Direction: Render everything from the first of the rows below down to the row that contains "668, 428, 748]" as a Markdown table with two columns, Index and Entry, numbering each row and omitting blank lines.

+ + + + +

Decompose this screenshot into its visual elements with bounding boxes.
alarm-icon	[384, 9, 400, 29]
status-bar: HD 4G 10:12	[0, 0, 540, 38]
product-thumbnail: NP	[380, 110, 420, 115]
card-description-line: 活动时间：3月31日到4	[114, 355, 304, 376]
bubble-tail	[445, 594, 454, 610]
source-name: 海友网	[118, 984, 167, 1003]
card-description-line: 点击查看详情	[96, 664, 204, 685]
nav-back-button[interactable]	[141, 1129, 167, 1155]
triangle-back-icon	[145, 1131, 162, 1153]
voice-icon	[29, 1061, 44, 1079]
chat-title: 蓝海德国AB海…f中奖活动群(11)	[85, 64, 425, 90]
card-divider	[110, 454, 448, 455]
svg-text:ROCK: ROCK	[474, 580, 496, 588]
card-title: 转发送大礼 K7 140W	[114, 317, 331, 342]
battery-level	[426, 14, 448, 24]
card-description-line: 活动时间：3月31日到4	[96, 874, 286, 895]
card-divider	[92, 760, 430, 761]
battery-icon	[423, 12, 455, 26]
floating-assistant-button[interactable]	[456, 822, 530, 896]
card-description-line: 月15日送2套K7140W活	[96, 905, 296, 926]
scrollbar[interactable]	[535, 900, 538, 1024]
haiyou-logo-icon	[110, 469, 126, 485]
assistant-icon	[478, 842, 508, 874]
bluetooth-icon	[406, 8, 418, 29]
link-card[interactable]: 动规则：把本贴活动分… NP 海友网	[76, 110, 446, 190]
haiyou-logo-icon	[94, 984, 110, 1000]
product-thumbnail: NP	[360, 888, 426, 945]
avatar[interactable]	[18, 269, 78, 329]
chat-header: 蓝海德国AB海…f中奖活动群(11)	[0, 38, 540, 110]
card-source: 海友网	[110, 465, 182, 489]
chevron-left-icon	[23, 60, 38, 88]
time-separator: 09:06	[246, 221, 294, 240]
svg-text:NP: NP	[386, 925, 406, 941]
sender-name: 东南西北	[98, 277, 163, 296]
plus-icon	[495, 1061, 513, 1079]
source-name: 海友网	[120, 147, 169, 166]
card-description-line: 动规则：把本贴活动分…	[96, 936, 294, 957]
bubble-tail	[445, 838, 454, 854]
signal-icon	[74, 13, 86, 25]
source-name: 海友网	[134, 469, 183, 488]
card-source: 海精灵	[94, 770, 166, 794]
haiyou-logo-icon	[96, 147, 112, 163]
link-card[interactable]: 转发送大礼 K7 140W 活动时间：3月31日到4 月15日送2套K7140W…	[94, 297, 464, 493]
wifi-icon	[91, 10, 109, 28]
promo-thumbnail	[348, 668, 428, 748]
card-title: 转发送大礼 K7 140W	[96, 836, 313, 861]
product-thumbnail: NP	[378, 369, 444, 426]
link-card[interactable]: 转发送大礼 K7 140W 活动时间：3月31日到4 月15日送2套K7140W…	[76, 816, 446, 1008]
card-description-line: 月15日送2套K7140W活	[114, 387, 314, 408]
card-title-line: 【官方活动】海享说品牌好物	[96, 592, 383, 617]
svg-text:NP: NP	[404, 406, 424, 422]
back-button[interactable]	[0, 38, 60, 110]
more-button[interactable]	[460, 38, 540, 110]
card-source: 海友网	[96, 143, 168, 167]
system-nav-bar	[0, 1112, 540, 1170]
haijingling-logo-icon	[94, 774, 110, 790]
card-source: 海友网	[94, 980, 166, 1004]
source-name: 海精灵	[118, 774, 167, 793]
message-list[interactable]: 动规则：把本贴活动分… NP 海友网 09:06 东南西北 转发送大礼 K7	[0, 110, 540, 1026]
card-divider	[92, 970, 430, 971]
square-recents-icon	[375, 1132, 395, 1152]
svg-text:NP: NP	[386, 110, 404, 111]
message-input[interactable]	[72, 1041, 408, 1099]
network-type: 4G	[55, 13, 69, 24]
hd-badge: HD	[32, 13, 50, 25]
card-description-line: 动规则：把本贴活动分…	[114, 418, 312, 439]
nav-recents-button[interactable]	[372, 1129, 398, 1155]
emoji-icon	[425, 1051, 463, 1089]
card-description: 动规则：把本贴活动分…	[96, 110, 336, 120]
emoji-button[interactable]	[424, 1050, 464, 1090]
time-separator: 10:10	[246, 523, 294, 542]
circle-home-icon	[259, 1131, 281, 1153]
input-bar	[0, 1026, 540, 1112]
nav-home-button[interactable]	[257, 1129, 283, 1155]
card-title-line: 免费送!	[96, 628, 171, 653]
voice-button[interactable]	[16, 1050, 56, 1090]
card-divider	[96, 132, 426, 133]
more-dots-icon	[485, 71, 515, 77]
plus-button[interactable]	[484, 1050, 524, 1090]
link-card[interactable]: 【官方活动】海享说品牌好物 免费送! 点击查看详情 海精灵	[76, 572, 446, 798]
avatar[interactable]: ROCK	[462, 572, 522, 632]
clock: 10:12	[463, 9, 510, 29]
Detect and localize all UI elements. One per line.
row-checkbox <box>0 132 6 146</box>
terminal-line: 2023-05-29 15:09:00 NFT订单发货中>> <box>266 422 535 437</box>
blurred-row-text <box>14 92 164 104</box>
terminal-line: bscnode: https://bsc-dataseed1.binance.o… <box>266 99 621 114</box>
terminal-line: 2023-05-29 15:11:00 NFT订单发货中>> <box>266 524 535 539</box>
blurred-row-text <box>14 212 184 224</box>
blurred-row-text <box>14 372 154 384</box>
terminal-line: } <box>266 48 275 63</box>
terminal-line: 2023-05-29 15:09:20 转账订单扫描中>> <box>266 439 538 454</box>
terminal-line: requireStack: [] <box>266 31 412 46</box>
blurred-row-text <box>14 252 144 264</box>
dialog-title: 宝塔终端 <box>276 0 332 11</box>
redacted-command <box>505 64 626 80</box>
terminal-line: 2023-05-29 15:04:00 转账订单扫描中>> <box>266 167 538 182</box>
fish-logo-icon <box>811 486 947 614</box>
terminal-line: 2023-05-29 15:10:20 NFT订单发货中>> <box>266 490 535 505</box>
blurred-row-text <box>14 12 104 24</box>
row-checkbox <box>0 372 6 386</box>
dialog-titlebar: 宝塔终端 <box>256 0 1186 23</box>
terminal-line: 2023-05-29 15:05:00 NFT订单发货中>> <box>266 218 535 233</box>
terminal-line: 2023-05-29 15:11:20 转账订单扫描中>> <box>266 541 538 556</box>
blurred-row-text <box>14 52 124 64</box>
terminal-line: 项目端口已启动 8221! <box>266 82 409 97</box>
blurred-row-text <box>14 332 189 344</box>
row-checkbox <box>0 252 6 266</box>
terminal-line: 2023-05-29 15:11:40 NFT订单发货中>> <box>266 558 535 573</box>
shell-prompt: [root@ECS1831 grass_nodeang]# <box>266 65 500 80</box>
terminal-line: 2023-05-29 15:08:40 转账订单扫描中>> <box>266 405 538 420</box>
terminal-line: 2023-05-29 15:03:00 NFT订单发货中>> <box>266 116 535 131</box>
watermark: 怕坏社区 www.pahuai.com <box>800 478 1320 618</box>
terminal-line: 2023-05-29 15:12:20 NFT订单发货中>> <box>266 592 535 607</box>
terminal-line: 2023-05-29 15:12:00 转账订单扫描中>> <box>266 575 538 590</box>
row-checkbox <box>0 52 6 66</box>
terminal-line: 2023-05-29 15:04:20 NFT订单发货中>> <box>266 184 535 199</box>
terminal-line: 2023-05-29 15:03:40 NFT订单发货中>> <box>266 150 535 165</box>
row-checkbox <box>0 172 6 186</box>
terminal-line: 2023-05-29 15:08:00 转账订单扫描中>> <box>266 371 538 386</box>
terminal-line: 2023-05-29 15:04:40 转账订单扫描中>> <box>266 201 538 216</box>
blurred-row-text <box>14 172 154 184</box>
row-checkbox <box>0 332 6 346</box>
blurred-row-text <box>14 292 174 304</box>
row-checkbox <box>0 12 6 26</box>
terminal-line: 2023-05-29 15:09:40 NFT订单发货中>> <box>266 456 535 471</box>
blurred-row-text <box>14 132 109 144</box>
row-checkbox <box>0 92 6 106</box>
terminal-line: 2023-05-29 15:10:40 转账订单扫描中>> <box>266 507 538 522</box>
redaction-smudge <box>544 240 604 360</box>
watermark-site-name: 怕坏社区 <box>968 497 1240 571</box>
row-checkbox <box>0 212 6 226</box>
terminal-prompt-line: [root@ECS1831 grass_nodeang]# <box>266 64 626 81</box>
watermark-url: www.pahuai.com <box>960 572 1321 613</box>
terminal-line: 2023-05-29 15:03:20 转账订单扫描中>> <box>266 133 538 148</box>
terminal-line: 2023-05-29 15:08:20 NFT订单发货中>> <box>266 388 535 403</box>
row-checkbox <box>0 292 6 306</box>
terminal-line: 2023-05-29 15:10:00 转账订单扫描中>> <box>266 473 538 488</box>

+ + + + +

The answer:
| Index | Entry |
|---|---|
| 1 | Decompose this screenshot into its visual elements with bounding boxes. |
| 2 | alarm-icon	[384, 9, 400, 29] |
| 3 | status-bar: HD 4G 10:12	[0, 0, 540, 38] |
| 4 | product-thumbnail: NP	[380, 110, 420, 115] |
| 5 | card-description-line: 活动时间：3月31日到4	[114, 355, 304, 376] |
| 6 | bubble-tail	[445, 594, 454, 610] |
| 7 | source-name: 海友网	[118, 984, 167, 1003] |
| 8 | card-description-line: 点击查看详情	[96, 664, 204, 685] |
| 9 | nav-back-button[interactable]	[141, 1129, 167, 1155] |
| 10 | triangle-back-icon	[145, 1131, 162, 1153] |
| 11 | voice-icon	[29, 1061, 44, 1079] |
| 12 | chat-title: 蓝海德国AB海…f中奖活动群(11)	[85, 64, 425, 90] |
| 13 | card-divider	[110, 454, 448, 455] |
| 14 | svg-text:ROCK: ROCK	[474, 580, 496, 588] |
| 15 | card-title: 转发送大礼 K7 140W	[114, 317, 331, 342] |
| 16 | battery-level	[426, 14, 448, 24] |
| 17 | card-description-line: 活动时间：3月31日到4	[96, 874, 286, 895] |
| 18 | card-divider	[92, 760, 430, 761] |
| 19 | battery-icon	[423, 12, 455, 26] |
| 20 | floating-assistant-button[interactable]	[456, 822, 530, 896] |
| 21 | card-description-line: 月15日送2套K7140W活	[96, 905, 296, 926] |
| 22 | scrollbar[interactable]	[535, 900, 538, 1024] |
| 23 | haiyou-logo-icon	[110, 469, 126, 485] |
| 24 | assistant-icon	[478, 842, 508, 874] |
| 25 | bluetooth-icon	[406, 8, 418, 29] |
| 26 | link-card[interactable]: 动规则：把本贴活动分… NP 海友网	[76, 110, 446, 190] |
| 27 | haiyou-logo-icon	[94, 984, 110, 1000] |
| 28 | product-thumbnail: NP	[360, 888, 426, 945] |
| 29 | avatar[interactable]	[18, 269, 78, 329] |
| 30 | chat-header: 蓝海德国AB海…f中奖活动群(11)	[0, 38, 540, 110] |
| 31 | card-source: 海友网	[110, 465, 182, 489] |
| 32 | chevron-left-icon	[23, 60, 38, 88] |
| 33 | time-separator: 09:06	[246, 221, 294, 240] |
| 34 | svg-text:NP: NP	[386, 925, 406, 941] |
| 35 | sender-name: 东南西北	[98, 277, 163, 296] |
| 36 | plus-icon	[495, 1061, 513, 1079] |
| 37 | source-name: 海友网	[120, 147, 169, 166] |
| 38 | card-description-line: 动规则：把本贴活动分…	[96, 936, 294, 957] |
| 39 | bubble-tail	[445, 838, 454, 854] |
| 40 | signal-icon	[74, 13, 86, 25] |
| 41 | source-name: 海友网	[134, 469, 183, 488] |
| 42 | card-source: 海精灵	[94, 770, 166, 794] |
| 43 | haiyou-logo-icon	[96, 147, 112, 163] |
| 44 | link-card[interactable]: 转发送大礼 K7 140W 活动时间：3月31日到4 月15日送2套K7140W…	[94, 297, 464, 493] |
| 45 | wifi-icon	[91, 10, 109, 28] |
| 46 | promo-thumbnail	[348, 668, 428, 748] |